#### Written exercise
Identify all lines below that hold "Training" and collect them.

#### Records to process
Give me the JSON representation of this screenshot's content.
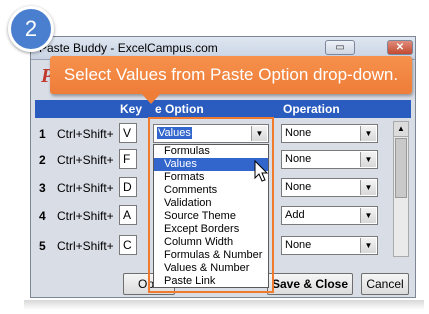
{
  "step_number": "2",
  "window": {
    "title": "Paste Buddy - ExcelCampus.com",
    "restore_icon": "restore-icon",
    "close_label": "✕"
  },
  "app_title": "P",
  "callout": {
    "text": "Select Values from Paste Option drop-down."
  },
  "headers": {
    "key": "Key",
    "paste_option": "Paste Option",
    "paste_option_visible": "e Option",
    "operation": "Operation"
  },
  "rows": [
    {
      "num": "1",
      "hotkey": "Ctrl+Shift+",
      "key": "V",
      "paste": "Values",
      "operation": "None"
    },
    {
      "num": "2",
      "hotkey": "Ctrl+Shift+",
      "key": "F",
      "paste": "",
      "operation": "None"
    },
    {
      "num": "3",
      "hotkey": "Ctrl+Shift+",
      "key": "D",
      "paste": "",
      "operation": "None"
    },
    {
      "num": "4",
      "hotkey": "Ctrl+Shift+",
      "key": "A",
      "paste": "",
      "operation": "Add"
    },
    {
      "num": "5",
      "hotkey": "Ctrl+Shift+",
      "key": "C",
      "paste": "",
      "operation": "None"
    }
  ],
  "dropdown": {
    "items": [
      "Formulas",
      "Values",
      "Formats",
      "Comments",
      "Validation",
      "Source Theme",
      "Except Borders",
      "Column Width",
      "Formulas & Number",
      "Values & Number",
      "Paste Link"
    ],
    "selected_index": 1
  },
  "buttons": {
    "options": "Opti",
    "save_close": "Save & Close",
    "cancel": "Cancel"
  },
  "colors": {
    "accent_orange": "#ee7d38",
    "header_blue": "#2a5bbf",
    "badge_blue": "#4a7fcf"
  }
}
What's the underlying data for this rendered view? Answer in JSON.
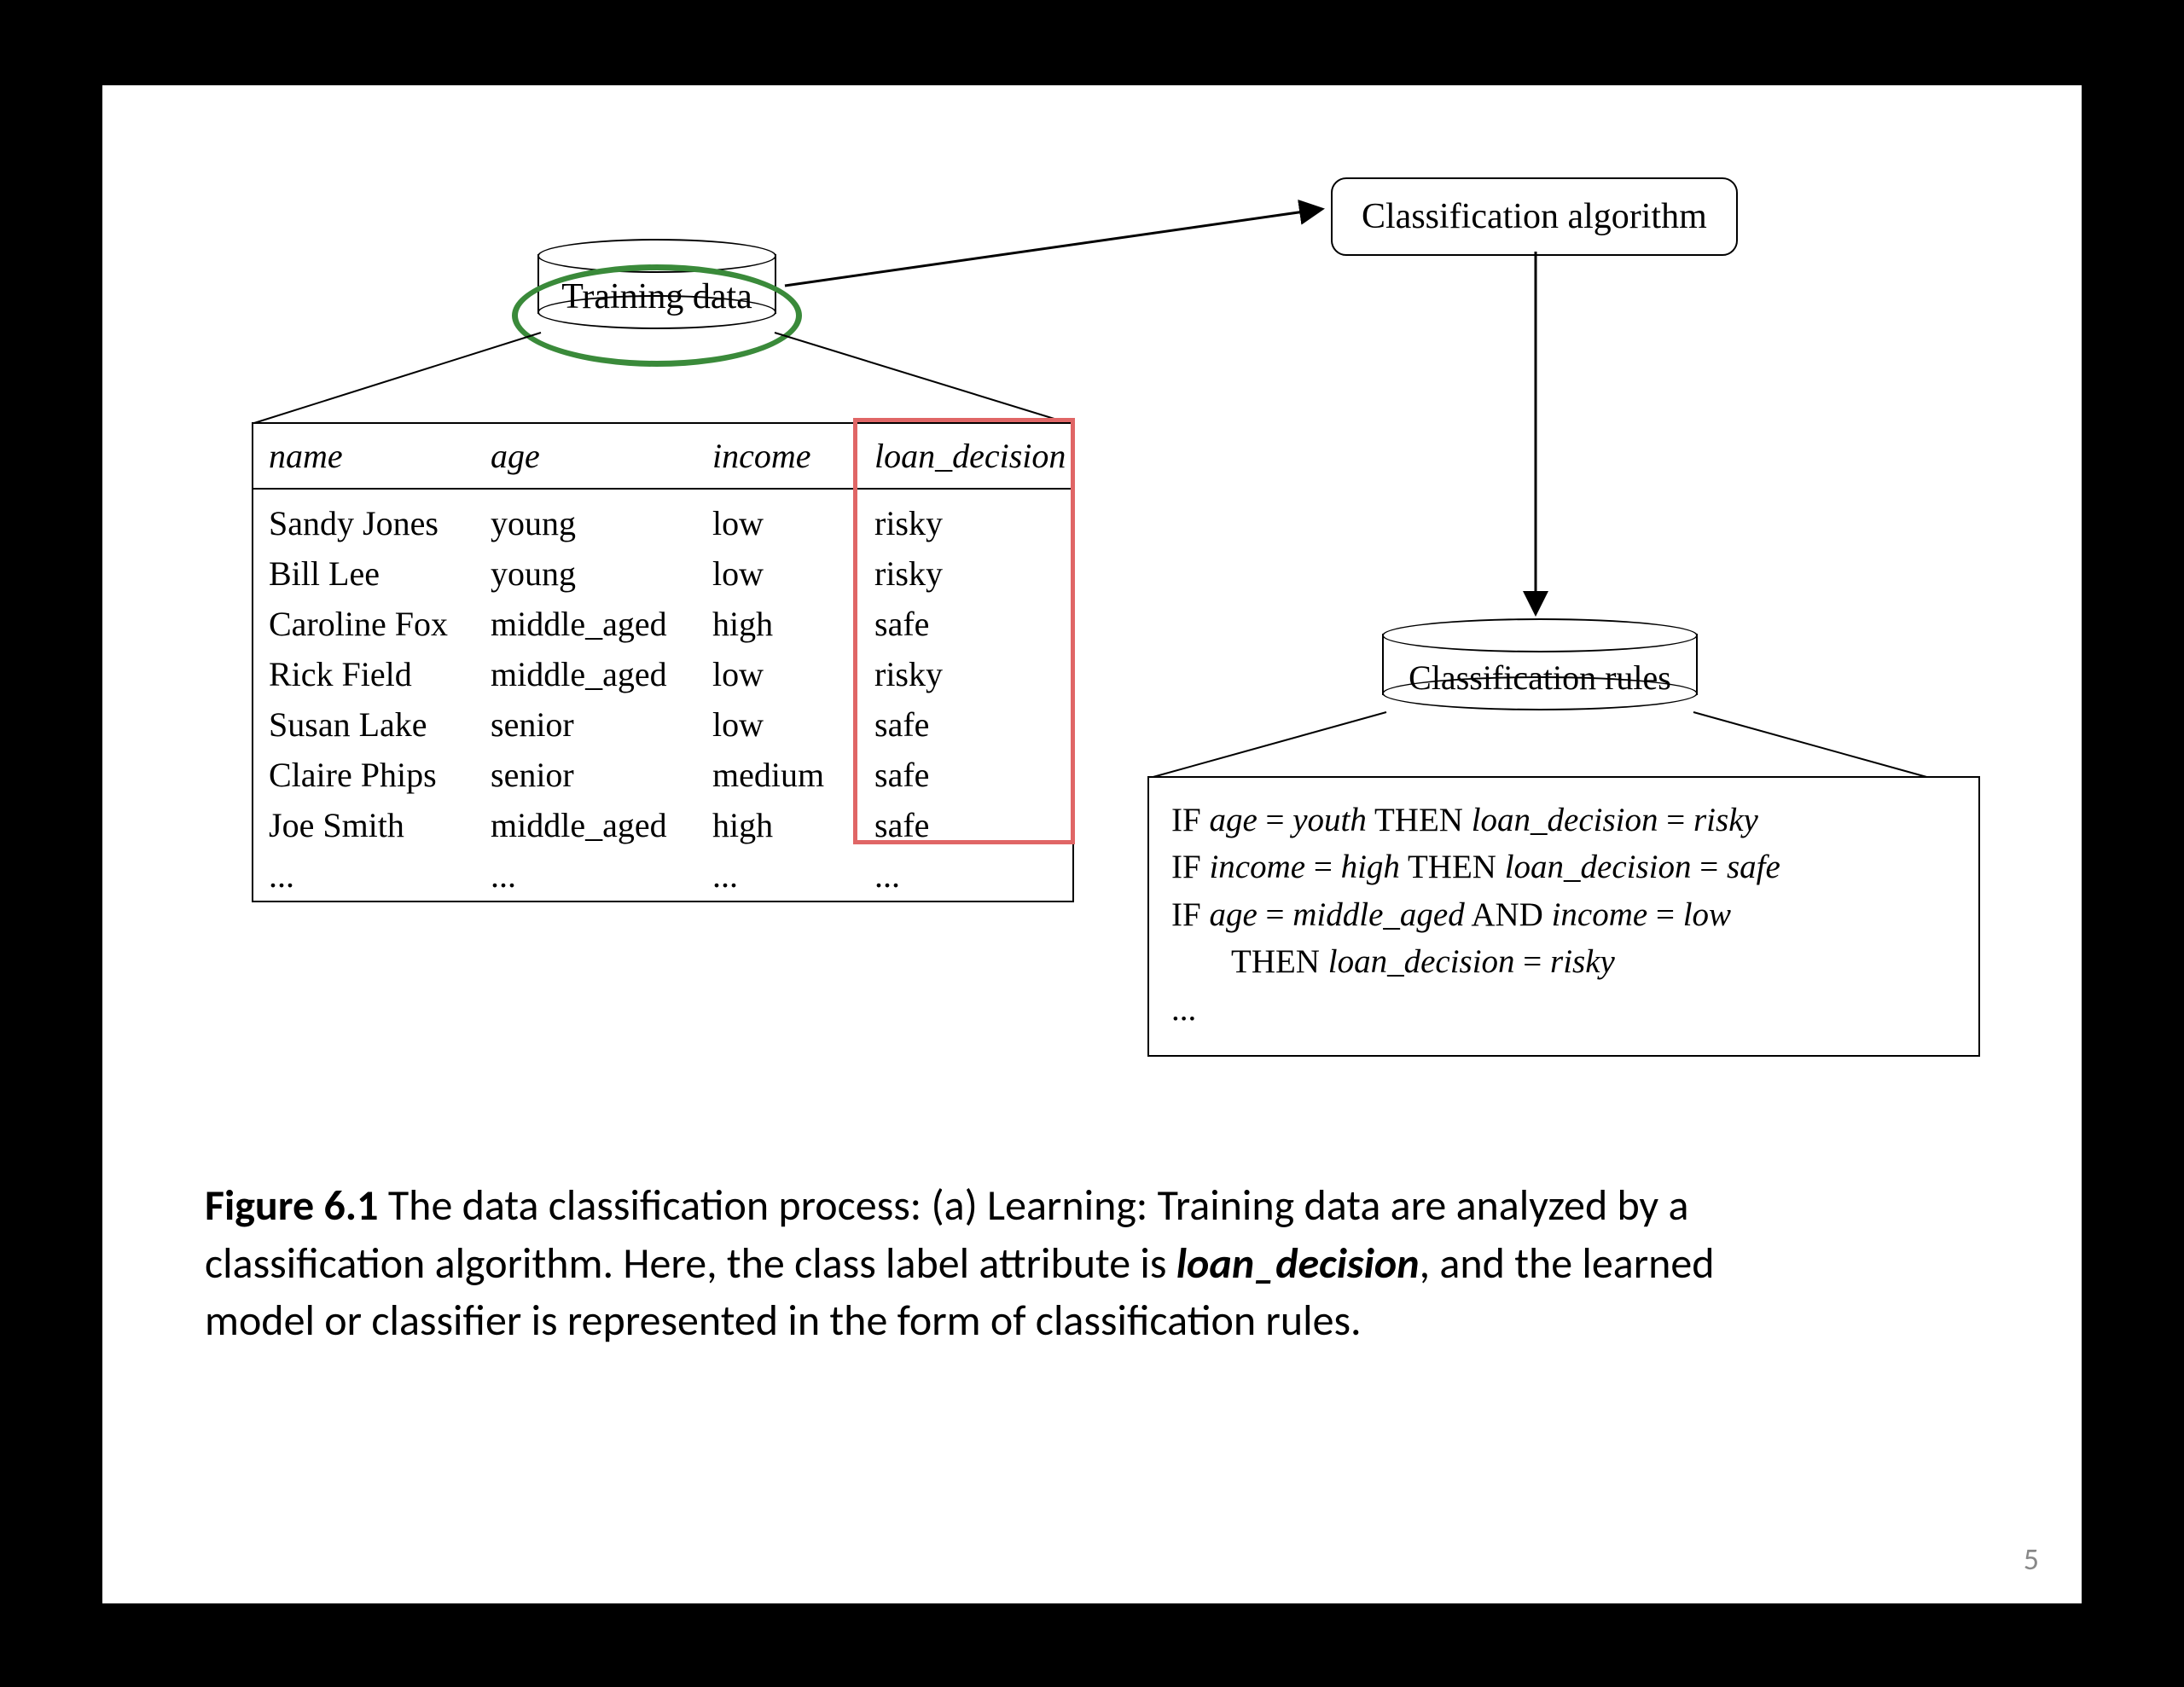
{
  "slide": {
    "page_number": "5",
    "training_data_label": "Training data",
    "algorithm_label": "Classification algorithm",
    "rules_cyl_label": "Classification rules"
  },
  "table": {
    "headers": {
      "name": "name",
      "age": "age",
      "income": "income",
      "loan": "loan_decision"
    },
    "rows": [
      {
        "name": "Sandy Jones",
        "age": "young",
        "income": "low",
        "loan": "risky"
      },
      {
        "name": "Bill Lee",
        "age": "young",
        "income": "low",
        "loan": "risky"
      },
      {
        "name": "Caroline Fox",
        "age": "middle_aged",
        "income": "high",
        "loan": "safe"
      },
      {
        "name": "Rick Field",
        "age": "middle_aged",
        "income": "low",
        "loan": "risky"
      },
      {
        "name": "Susan Lake",
        "age": "senior",
        "income": "low",
        "loan": "safe"
      },
      {
        "name": "Claire Phips",
        "age": "senior",
        "income": "medium",
        "loan": "safe"
      },
      {
        "name": "Joe Smith",
        "age": "middle_aged",
        "income": "high",
        "loan": "safe"
      }
    ],
    "ellipsis": "..."
  },
  "rules": {
    "r1": {
      "if": "IF ",
      "cond_a1": "age",
      "eq": " = ",
      "cond_v1": "youth",
      "then": " THEN ",
      "res_a": "loan_decision",
      "res_v": "risky"
    },
    "r2": {
      "if": "IF ",
      "cond_a1": "income",
      "eq": " = ",
      "cond_v1": "high",
      "then": " THEN ",
      "res_a": "loan_decision",
      "res_v": "safe"
    },
    "r3": {
      "if": "IF ",
      "cond_a1": "age",
      "eq": " = ",
      "cond_v1": "middle_aged",
      "and": " AND ",
      "cond_a2": "income",
      "cond_v2": "low",
      "then": "THEN ",
      "res_a": "loan_decision",
      "res_v": "risky"
    },
    "ellipsis": "..."
  },
  "caption": {
    "fig": "Figure 6.1",
    "sp": "  ",
    "t1": "The data classification process: (a) Learning: Training data are analyzed by a classification algorithm. Here, the class label attribute is ",
    "bi": "loan_decision",
    "t2": ", and the learned model or classifier is represented in the form of classification rules."
  }
}
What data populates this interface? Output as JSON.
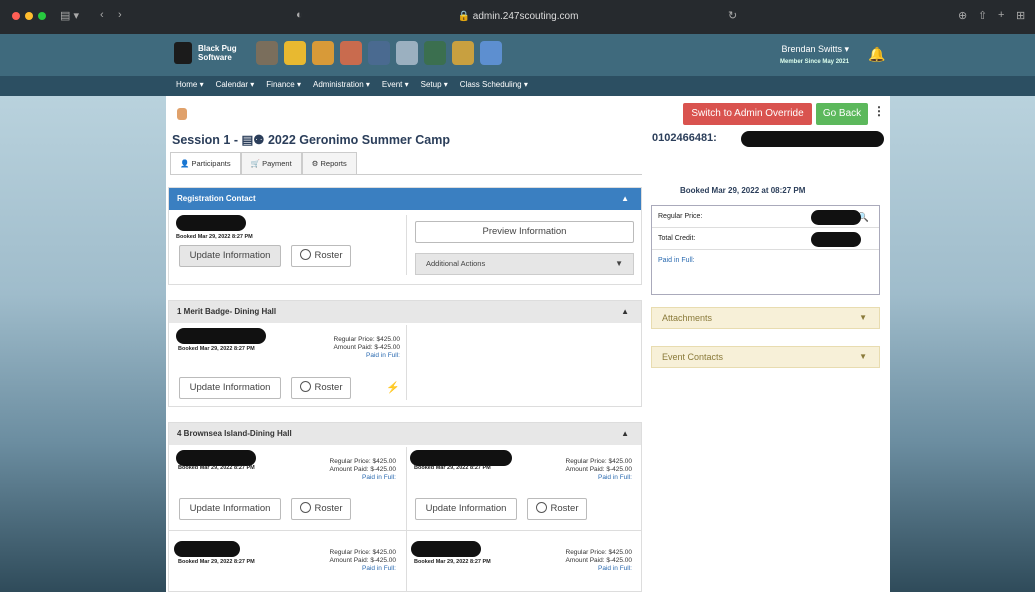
{
  "browser": {
    "url": "admin.247scouting.com"
  },
  "brand": {
    "line1": "Black Pug",
    "line2": "Software"
  },
  "user": {
    "name": "Brendan Switts ▾",
    "member_since": "Member Since  May 2021"
  },
  "nav": [
    "Home ▾",
    "Calendar ▾",
    "Finance ▾",
    "Administration ▾",
    "Event ▾",
    "Setup ▾",
    "Class Scheduling ▾"
  ],
  "buttons": {
    "admin_override": "Switch to Admin Override",
    "go_back": "Go Back"
  },
  "session_title": "Session 1 - ▤⚉ 2022 Geronimo Summer Camp",
  "registration_id": "0102466481:",
  "tabs": [
    "Participants",
    "Payment",
    "Reports"
  ],
  "registration_contact": {
    "header": "Registration Contact",
    "booked": "Booked Mar 29, 2022 8:27 PM",
    "update": "Update Information",
    "roster": "Roster",
    "preview": "Preview Information",
    "actions": "Additional Actions"
  },
  "groups": [
    {
      "header": "1 Merit Badge- Dining Hall"
    },
    {
      "header": "4 Brownsea Island-Dining Hall"
    }
  ],
  "participant": {
    "booked": "Booked Mar 29, 2022 8:27 PM",
    "regular": "Regular Price:  $425.00",
    "paid": "Amount Paid:  $-425.00",
    "pif": "Paid in Full:",
    "update": "Update Information",
    "roster": "Roster"
  },
  "summary": {
    "title": "Booked Mar 29, 2022 at 08:27 PM",
    "regular": "Regular Price:",
    "credit": "Total Credit:",
    "pif": "Paid in Full:"
  },
  "side_panels": {
    "attachments": "Attachments",
    "contacts": "Event Contacts"
  },
  "colors": {
    "topbar": "#3f6a7d",
    "navbar": "#2c4f62",
    "blue_header": "#3a7fc1",
    "danger": "#d9534f",
    "success": "#5cb85c"
  }
}
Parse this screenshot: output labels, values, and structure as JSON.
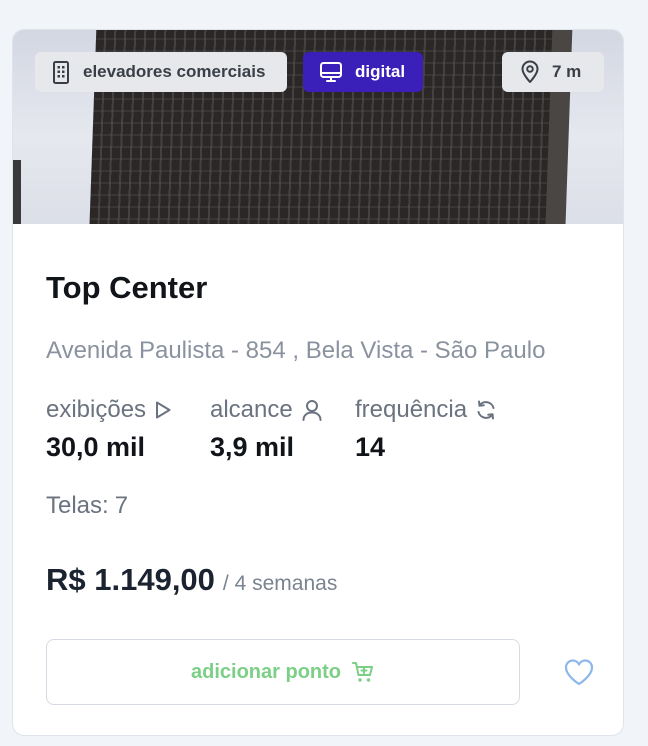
{
  "card": {
    "image_alt": "building facade",
    "badges": {
      "type": {
        "label": "elevadores comerciais",
        "icon": "building-icon"
      },
      "format": {
        "label": "digital",
        "icon": "monitor-icon"
      },
      "distance": {
        "label": "7 m",
        "icon": "location-pin-icon"
      }
    },
    "title": "Top Center",
    "address": "Avenida Paulista - 854 , Bela Vista - São Paulo",
    "metrics": [
      {
        "label": "exibições",
        "value": "30,0 mil",
        "icon": "play-icon"
      },
      {
        "label": "alcance",
        "value": "3,9 mil",
        "icon": "user-icon"
      },
      {
        "label": "frequência",
        "value": "14",
        "icon": "refresh-icon"
      }
    ],
    "screens": {
      "label": "Telas:",
      "value": "7"
    },
    "price": {
      "amount": "R$ 1.149,00",
      "period": "/ 4 semanas"
    },
    "add_button": {
      "label": "adicionar ponto",
      "icon": "cart-icon"
    },
    "favorite": {
      "icon": "heart-icon"
    },
    "colors": {
      "digital_badge": "#3a1fb8",
      "add_button_text": "#7ccf86",
      "heart": "#8bb8e8"
    }
  }
}
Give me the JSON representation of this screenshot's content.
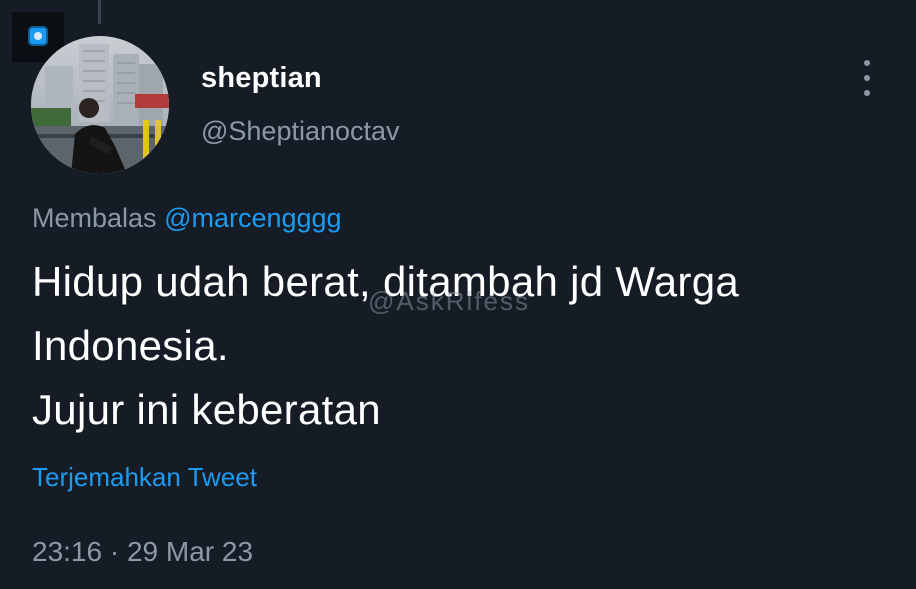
{
  "tweet": {
    "author": {
      "name": "sheptian",
      "handle": "@Sheptianoctav"
    },
    "reply": {
      "prefix": "Membalas",
      "mention": "@marcengggg"
    },
    "text_lines": [
      "Hidup udah berat, ditambah jd Warga",
      "Indonesia.",
      "Jujur ini keberatan"
    ],
    "watermark": "@AskRlfess",
    "translate_label": "Terjemahkan Tweet",
    "time": "23:16",
    "separator": "·",
    "date": "29 Mar 23"
  },
  "colors": {
    "background": "#151c26",
    "primary_text": "#ffffff",
    "secondary_text": "#8b98a5",
    "accent": "#1d9bf0"
  },
  "icons": {
    "more": "vertical-ellipsis-icon",
    "corner": "app-badge-icon"
  }
}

#### Reply to the task
    "training_data_label": "Training data",
    "t1": "The data classification process: (a) Learning: Training data are analyzed by a classification algorithm. Here, the class label attribute is ",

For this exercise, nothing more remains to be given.